▶ **Material for the task**:
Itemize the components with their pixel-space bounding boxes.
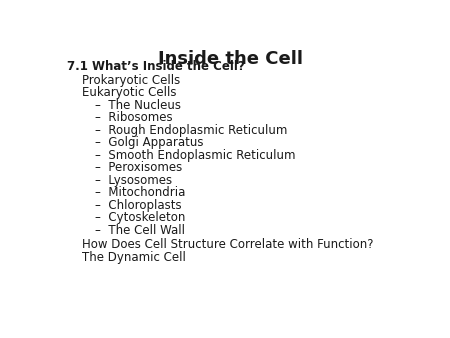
Text: –  The Nucleus: – The Nucleus: [94, 99, 180, 112]
Text: How Does Cell Structure Correlate with Function?: How Does Cell Structure Correlate with F…: [82, 238, 374, 250]
Text: –  Cytoskeleton: – Cytoskeleton: [94, 211, 185, 224]
Text: –  Ribosomes: – Ribosomes: [94, 111, 172, 124]
Text: 7.1 What’s Inside the Cell?: 7.1 What’s Inside the Cell?: [67, 60, 244, 73]
Text: Eukaryotic Cells: Eukaryotic Cells: [82, 86, 177, 99]
Text: –  Smooth Endoplasmic Reticulum: – Smooth Endoplasmic Reticulum: [94, 149, 295, 162]
Text: –  The Cell Wall: – The Cell Wall: [94, 223, 184, 237]
Text: –  Golgi Apparatus: – Golgi Apparatus: [94, 136, 203, 149]
Text: –  Mitochondria: – Mitochondria: [94, 186, 185, 199]
Text: –  Chloroplasts: – Chloroplasts: [94, 198, 181, 212]
Text: –  Peroxisomes: – Peroxisomes: [94, 161, 182, 174]
Text: –  Lysosomes: – Lysosomes: [94, 173, 172, 187]
Text: Prokaryotic Cells: Prokaryotic Cells: [82, 74, 180, 87]
Text: Inside the Cell: Inside the Cell: [158, 50, 303, 68]
Text: –  Rough Endoplasmic Reticulum: – Rough Endoplasmic Reticulum: [94, 124, 287, 137]
Text: The Dynamic Cell: The Dynamic Cell: [82, 251, 186, 264]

▶ **Exercise directions**:
Replicate the material above verbatim; images stay out of the copy.

▶ **Solution for this task**:
Itemize the components with their pixel-space bounding boxes.
Text: –  The Nucleus: – The Nucleus: [94, 99, 180, 112]
Text: How Does Cell Structure Correlate with Function?: How Does Cell Structure Correlate with F…: [82, 238, 374, 250]
Text: –  Cytoskeleton: – Cytoskeleton: [94, 211, 185, 224]
Text: –  Ribosomes: – Ribosomes: [94, 111, 172, 124]
Text: 7.1 What’s Inside the Cell?: 7.1 What’s Inside the Cell?: [67, 60, 244, 73]
Text: Eukaryotic Cells: Eukaryotic Cells: [82, 86, 177, 99]
Text: –  Smooth Endoplasmic Reticulum: – Smooth Endoplasmic Reticulum: [94, 149, 295, 162]
Text: –  The Cell Wall: – The Cell Wall: [94, 223, 184, 237]
Text: –  Golgi Apparatus: – Golgi Apparatus: [94, 136, 203, 149]
Text: –  Mitochondria: – Mitochondria: [94, 186, 185, 199]
Text: –  Chloroplasts: – Chloroplasts: [94, 198, 181, 212]
Text: –  Peroxisomes: – Peroxisomes: [94, 161, 182, 174]
Text: –  Lysosomes: – Lysosomes: [94, 173, 172, 187]
Text: Prokaryotic Cells: Prokaryotic Cells: [82, 74, 180, 87]
Text: Inside the Cell: Inside the Cell: [158, 50, 303, 68]
Text: –  Rough Endoplasmic Reticulum: – Rough Endoplasmic Reticulum: [94, 124, 287, 137]
Text: The Dynamic Cell: The Dynamic Cell: [82, 251, 186, 264]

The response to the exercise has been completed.